Essen. Fernwärme gilt als klimaschonende Heizquelle. Doch sie ist teuer, die Preise sind intransparent. Ruhrgebiets-Anbieter steuern gegen.

Draußen wird es kalt, drinnen läuft die Heizung warm: Zu Beginn der neuen Heizperiode schauen viele Menschen mit Sorge auf die Energiepreise. Das gilt insbesondere für Kundinnen und Kunden von Fernwärme, die zwar als klimafreundliche Heizquelle, weil sie Abwärme aus Industriebetrieben, Kraftwerken oder sogar Müllöfen nutzt. Aber Fernwärme ist auch teuer. Anders als bundesweit prognostiziert, kündigen erste Fernwärme-Anbieter aus dem Ruhrgebiet nun an, nach dem heftigen Preisanstieg 2023 wieder günstiger werden zu wollen. Das dürfte zehntausende Kundinnen und Kunden in der Region freuen.

Beim Steag-Unternehmen Iqony, einem der größten Fernwärme-Anbieter in der Region, zeigt man sich dieser Tage jedenfalls optimistisch: „Wir gehen grundsätzlich davon aus, dass wir das Preisniveau sichern und es sogar in geringerem Umfang senken können“, sagte ein Sprecher dieser Redaktion. Konkreter wurde er nicht, sagte aber deutlich, dass die Spitze der Preisspirale erreicht sei.

########################################

## DIE AUFGABENSTELLUNG:
- a) Nennen Sie alle Eigenschaften, die der Lesetext über die Fernwärme im ersten Absatz aufführt, der mit „Essen.“ beginnt.
- b) Geben Sie den Abschnitt des Lesetextes zwischen „Draußen wird es“ und „der Region freuen.“ einschließlich beider Stellen wortgetreu wieder.

## GESAMMELTES MATERIAL:

########################################

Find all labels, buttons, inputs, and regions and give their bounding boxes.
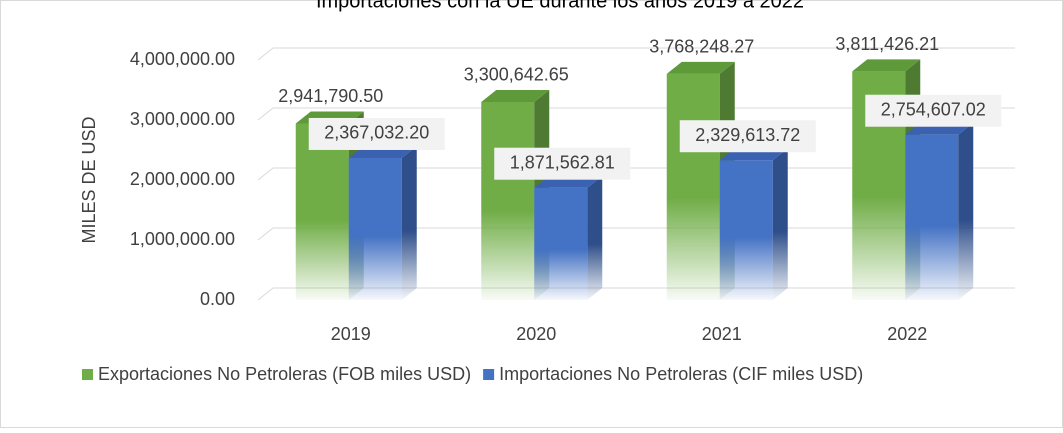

########################################

## AUSGEARBEITETE LÖSUNGEN:
- a)
- klimaschonende Heizquelle
- teuer
- intransparente Preise

- b)
Draußen wird es kalt, drinnen läuft die Heizung warm: Zu Beginn der neuen Heizperiode schauen viele Menschen mit Sorge auf die Energiepreise. Das gilt insbesondere für Kundinnen und Kunden von Fernwärme, die zwar als klimafreundliche Heizquelle, weil sie Abwärme aus Industriebetrieben, Kraftwerken oder sogar Müllöfen nutzt. Aber Fernwärme ist auch teuer. Anders als bundesweit prognostiziert, kündigen erste Fernwärme-Anbieter aus dem Ruhrgebiet nun an, nach dem heftigen Preisanstieg 2023 wieder günstiger werden zu wollen. Das dürfte zehntausende Kundinnen und Kunden in der Region freuen.